WHAT IS BEING ASKED - Print the entire listing. Each line must match the original exactly.

───

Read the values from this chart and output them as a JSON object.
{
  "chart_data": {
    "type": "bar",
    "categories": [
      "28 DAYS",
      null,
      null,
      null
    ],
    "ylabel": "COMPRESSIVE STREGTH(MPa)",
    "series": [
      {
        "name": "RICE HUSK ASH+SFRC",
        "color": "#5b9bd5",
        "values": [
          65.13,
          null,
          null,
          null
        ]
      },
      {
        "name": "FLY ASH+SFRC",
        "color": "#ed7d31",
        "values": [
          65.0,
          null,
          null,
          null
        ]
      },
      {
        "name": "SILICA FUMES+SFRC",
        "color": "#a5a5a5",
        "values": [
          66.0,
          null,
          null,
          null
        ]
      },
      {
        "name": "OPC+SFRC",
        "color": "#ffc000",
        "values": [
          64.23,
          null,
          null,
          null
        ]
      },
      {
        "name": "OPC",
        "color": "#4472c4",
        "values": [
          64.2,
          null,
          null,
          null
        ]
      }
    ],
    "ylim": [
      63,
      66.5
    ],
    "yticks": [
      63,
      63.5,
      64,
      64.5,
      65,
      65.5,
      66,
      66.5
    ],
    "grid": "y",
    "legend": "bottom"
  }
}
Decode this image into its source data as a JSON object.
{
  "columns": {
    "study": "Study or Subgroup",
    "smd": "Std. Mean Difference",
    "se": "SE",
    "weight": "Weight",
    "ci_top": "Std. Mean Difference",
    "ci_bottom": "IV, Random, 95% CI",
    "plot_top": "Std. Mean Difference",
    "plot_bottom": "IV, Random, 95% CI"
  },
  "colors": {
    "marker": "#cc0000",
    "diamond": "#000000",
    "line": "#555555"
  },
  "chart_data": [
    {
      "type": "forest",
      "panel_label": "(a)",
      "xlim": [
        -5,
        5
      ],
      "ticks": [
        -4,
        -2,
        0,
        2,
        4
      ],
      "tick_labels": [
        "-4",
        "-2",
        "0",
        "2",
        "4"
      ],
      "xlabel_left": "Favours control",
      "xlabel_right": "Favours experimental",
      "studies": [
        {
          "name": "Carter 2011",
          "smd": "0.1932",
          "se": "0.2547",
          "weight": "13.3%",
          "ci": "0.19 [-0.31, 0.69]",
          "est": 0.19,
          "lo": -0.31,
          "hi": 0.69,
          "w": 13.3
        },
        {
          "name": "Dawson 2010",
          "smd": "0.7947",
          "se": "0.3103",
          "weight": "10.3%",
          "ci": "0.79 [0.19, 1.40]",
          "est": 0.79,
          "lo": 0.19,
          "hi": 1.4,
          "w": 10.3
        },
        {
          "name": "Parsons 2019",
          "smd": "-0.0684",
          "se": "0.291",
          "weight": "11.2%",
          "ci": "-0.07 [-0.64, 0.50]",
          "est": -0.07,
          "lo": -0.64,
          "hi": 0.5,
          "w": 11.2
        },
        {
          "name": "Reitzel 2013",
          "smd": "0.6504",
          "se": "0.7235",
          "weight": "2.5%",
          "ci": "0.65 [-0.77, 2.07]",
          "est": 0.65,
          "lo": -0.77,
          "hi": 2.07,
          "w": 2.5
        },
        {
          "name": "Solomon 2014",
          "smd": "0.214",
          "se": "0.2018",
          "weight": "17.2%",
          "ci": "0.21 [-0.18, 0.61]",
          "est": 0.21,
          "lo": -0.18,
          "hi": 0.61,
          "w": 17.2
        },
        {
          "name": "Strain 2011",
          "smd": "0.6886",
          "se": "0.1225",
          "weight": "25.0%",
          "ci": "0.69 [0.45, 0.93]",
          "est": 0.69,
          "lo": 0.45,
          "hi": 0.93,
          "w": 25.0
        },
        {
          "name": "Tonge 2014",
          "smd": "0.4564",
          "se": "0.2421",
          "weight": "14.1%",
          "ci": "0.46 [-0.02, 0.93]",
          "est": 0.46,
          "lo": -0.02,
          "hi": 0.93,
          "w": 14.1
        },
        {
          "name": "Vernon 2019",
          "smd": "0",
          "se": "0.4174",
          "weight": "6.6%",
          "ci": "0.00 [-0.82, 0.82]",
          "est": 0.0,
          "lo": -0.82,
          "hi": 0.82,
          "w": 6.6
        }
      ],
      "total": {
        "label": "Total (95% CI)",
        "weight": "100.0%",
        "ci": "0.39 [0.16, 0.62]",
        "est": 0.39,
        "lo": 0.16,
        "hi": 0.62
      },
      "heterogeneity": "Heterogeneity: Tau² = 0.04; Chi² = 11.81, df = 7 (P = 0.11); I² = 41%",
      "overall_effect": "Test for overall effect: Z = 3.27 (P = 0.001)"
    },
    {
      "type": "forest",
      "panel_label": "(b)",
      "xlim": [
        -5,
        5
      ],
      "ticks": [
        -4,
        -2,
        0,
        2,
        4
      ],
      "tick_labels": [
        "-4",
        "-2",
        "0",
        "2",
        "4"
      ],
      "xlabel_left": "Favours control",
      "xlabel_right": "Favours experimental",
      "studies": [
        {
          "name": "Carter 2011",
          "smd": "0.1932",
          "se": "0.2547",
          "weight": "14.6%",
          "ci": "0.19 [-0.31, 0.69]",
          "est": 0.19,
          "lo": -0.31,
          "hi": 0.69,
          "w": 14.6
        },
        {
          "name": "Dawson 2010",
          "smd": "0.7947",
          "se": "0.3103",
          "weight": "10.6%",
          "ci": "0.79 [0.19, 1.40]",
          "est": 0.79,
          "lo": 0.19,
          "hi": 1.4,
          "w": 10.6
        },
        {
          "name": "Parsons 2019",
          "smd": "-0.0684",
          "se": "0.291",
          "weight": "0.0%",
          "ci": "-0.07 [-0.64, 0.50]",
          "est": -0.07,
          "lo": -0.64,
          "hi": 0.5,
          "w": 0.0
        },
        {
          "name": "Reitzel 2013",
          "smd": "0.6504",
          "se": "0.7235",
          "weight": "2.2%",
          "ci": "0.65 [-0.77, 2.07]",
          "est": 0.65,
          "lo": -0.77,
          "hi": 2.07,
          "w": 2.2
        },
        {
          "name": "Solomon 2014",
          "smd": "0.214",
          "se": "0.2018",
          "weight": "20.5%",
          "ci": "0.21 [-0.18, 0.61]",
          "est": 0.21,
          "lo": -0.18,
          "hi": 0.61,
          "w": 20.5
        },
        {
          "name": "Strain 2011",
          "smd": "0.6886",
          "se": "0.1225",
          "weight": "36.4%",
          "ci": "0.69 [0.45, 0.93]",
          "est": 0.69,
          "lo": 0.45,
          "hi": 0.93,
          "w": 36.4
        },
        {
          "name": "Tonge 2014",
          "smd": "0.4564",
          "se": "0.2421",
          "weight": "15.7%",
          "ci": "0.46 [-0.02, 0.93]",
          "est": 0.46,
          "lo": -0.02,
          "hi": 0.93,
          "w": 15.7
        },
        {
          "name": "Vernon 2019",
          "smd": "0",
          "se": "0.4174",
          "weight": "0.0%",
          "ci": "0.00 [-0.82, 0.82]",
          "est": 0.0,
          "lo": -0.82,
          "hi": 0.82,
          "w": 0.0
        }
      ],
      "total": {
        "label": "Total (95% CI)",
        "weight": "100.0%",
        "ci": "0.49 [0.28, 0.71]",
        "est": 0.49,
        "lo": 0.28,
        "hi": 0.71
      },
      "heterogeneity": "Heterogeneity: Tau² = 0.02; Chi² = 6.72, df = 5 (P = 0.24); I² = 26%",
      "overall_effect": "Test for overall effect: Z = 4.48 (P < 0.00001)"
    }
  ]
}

───

TASK ANSWER -
Read the values from this chart and output them as a JSON object.
{
  "chart_data": {
    "type": "bar",
    "categories": [
      "28 DAYS",
      null,
      null,
      null
    ],
    "ylabel": "COMPRESSIVE STREGTH(MPa)",
    "series": [
      {
        "name": "RICE HUSK ASH+SFRC",
        "color": "#5b9bd5",
        "values": [
          65.13,
          null,
          null,
          null
        ]
      },
      {
        "name": "FLY ASH+SFRC",
        "color": "#ed7d31",
        "values": [
          65.0,
          null,
          null,
          null
        ]
      },
      {
        "name": "SILICA FUMES+SFRC",
        "color": "#a5a5a5",
        "values": [
          66.0,
          null,
          null,
          null
        ]
      },
      {
        "name": "OPC+SFRC",
        "color": "#ffc000",
        "values": [
          64.23,
          null,
          null,
          null
        ]
      },
      {
        "name": "OPC",
        "color": "#4472c4",
        "values": [
          64.2,
          null,
          null,
          null
        ]
      }
    ],
    "ylim": [
      63,
      66.5
    ],
    "yticks": [
      63,
      63.5,
      64,
      64.5,
      65,
      65.5,
      66,
      66.5
    ],
    "grid": "y",
    "legend": "bottom"
  }
}
Decode this image into its source data as a JSON object.
{
  "columns": {
    "study": "Study or Subgroup",
    "smd": "Std. Mean Difference",
    "se": "SE",
    "weight": "Weight",
    "ci_top": "Std. Mean Difference",
    "ci_bottom": "IV, Random, 95% CI",
    "plot_top": "Std. Mean Difference",
    "plot_bottom": "IV, Random, 95% CI"
  },
  "colors": {
    "marker": "#cc0000",
    "diamond": "#000000",
    "line": "#555555"
  },
  "chart_data": [
    {
      "type": "forest",
      "panel_label": "(a)",
      "xlim": [
        -5,
        5
      ],
      "ticks": [
        -4,
        -2,
        0,
        2,
        4
      ],
      "tick_labels": [
        "-4",
        "-2",
        "0",
        "2",
        "4"
      ],
      "xlabel_left": "Favours control",
      "xlabel_right": "Favours experimental",
      "studies": [
        {
          "name": "Carter 2011",
          "smd": "0.1932",
          "se": "0.2547",
          "weight": "13.3%",
          "ci": "0.19 [-0.31, 0.69]",
          "est": 0.19,
          "lo": -0.31,
          "hi": 0.69,
          "w": 13.3
        },
        {
          "name": "Dawson 2010",
          "smd": "0.7947",
          "se": "0.3103",
          "weight": "10.3%",
          "ci": "0.79 [0.19, 1.40]",
          "est": 0.79,
          "lo": 0.19,
          "hi": 1.4,
          "w": 10.3
        },
        {
          "name": "Parsons 2019",
          "smd": "-0.0684",
          "se": "0.291",
          "weight": "11.2%",
          "ci": "-0.07 [-0.64, 0.50]",
          "est": -0.07,
          "lo": -0.64,
          "hi": 0.5,
          "w": 11.2
        },
        {
          "name": "Reitzel 2013",
          "smd": "0.6504",
          "se": "0.7235",
          "weight": "2.5%",
          "ci": "0.65 [-0.77, 2.07]",
          "est": 0.65,
          "lo": -0.77,
          "hi": 2.07,
          "w": 2.5
        },
        {
          "name": "Solomon 2014",
          "smd": "0.214",
          "se": "0.2018",
          "weight": "17.2%",
          "ci": "0.21 [-0.18, 0.61]",
          "est": 0.21,
          "lo": -0.18,
          "hi": 0.61,
          "w": 17.2
        },
        {
          "name": "Strain 2011",
          "smd": "0.6886",
          "se": "0.1225",
          "weight": "25.0%",
          "ci": "0.69 [0.45, 0.93]",
          "est": 0.69,
          "lo": 0.45,
          "hi": 0.93,
          "w": 25.0
        },
        {
          "name": "Tonge 2014",
          "smd": "0.4564",
          "se": "0.2421",
          "weight": "14.1%",
          "ci": "0.46 [-0.02, 0.93]",
          "est": 0.46,
          "lo": -0.02,
          "hi": 0.93,
          "w": 14.1
        },
        {
          "name": "Vernon 2019",
          "smd": "0",
          "se": "0.4174",
          "weight": "6.6%",
          "ci": "0.00 [-0.82, 0.82]",
          "est": 0.0,
          "lo": -0.82,
          "hi": 0.82,
          "w": 6.6
        }
      ],
      "total": {
        "label": "Total (95% CI)",
        "weight": "100.0%",
        "ci": "0.39 [0.16, 0.62]",
        "est": 0.39,
        "lo": 0.16,
        "hi": 0.62
      },
      "heterogeneity": "Heterogeneity: Tau² = 0.04; Chi² = 11.81, df = 7 (P = 0.11); I² = 41%",
      "overall_effect": "Test for overall effect: Z = 3.27 (P = 0.001)"
    },
    {
      "type": "forest",
      "panel_label": "(b)",
      "xlim": [
        -5,
        5
      ],
      "ticks": [
        -4,
        -2,
        0,
        2,
        4
      ],
      "tick_labels": [
        "-4",
        "-2",
        "0",
        "2",
        "4"
      ],
      "xlabel_left": "Favours control",
      "xlabel_right": "Favours experimental",
      "studies": [
        {
          "name": "Carter 2011",
          "smd": "0.1932",
          "se": "0.2547",
          "weight": "14.6%",
          "ci": "0.19 [-0.31, 0.69]",
          "est": 0.19,
          "lo": -0.31,
          "hi": 0.69,
          "w": 14.6
        },
        {
          "name": "Dawson 2010",
          "smd": "0.7947",
          "se": "0.3103",
          "weight": "10.6%",
          "ci": "0.79 [0.19, 1.40]",
          "est": 0.79,
          "lo": 0.19,
          "hi": 1.4,
          "w": 10.6
        },
        {
          "name": "Parsons 2019",
          "smd": "-0.0684",
          "se": "0.291",
          "weight": "0.0%",
          "ci": "-0.07 [-0.64, 0.50]",
          "est": -0.07,
          "lo": -0.64,
          "hi": 0.5,
          "w": 0.0
        },
        {
          "name": "Reitzel 2013",
          "smd": "0.6504",
          "se": "0.7235",
          "weight": "2.2%",
          "ci": "0.65 [-0.77, 2.07]",
          "est": 0.65,
          "lo": -0.77,
          "hi": 2.07,
          "w": 2.2
        },
        {
          "name": "Solomon 2014",
          "smd": "0.214",
          "se": "0.2018",
          "weight": "20.5%",
          "ci": "0.21 [-0.18, 0.61]",
          "est": 0.21,
          "lo": -0.18,
          "hi": 0.61,
          "w": 20.5
        },
        {
          "name": "Strain 2011",
          "smd": "0.6886",
          "se": "0.1225",
          "weight": "36.4%",
          "ci": "0.69 [0.45, 0.93]",
          "est": 0.69,
          "lo": 0.45,
          "hi": 0.93,
          "w": 36.4
        },
        {
          "name": "Tonge 2014",
          "smd": "0.4564",
          "se": "0.2421",
          "weight": "15.7%",
          "ci": "0.46 [-0.02, 0.93]",
          "est": 0.46,
          "lo": -0.02,
          "hi": 0.93,
          "w": 15.7
        },
        {
          "name": "Vernon 2019",
          "smd": "0",
          "se": "0.4174",
          "weight": "0.0%",
          "ci": "0.00 [-0.82, 0.82]",
          "est": 0.0,
          "lo": -0.82,
          "hi": 0.82,
          "w": 0.0
        }
      ],
      "total": {
        "label": "Total (95% CI)",
        "weight": "100.0%",
        "ci": "0.49 [0.28, 0.71]",
        "est": 0.49,
        "lo": 0.28,
        "hi": 0.71
      },
      "heterogeneity": "Heterogeneity: Tau² = 0.02; Chi² = 6.72, df = 5 (P = 0.24); I² = 26%",
      "overall_effect": "Test for overall effect: Z = 4.48 (P < 0.00001)"
    }
  ]
}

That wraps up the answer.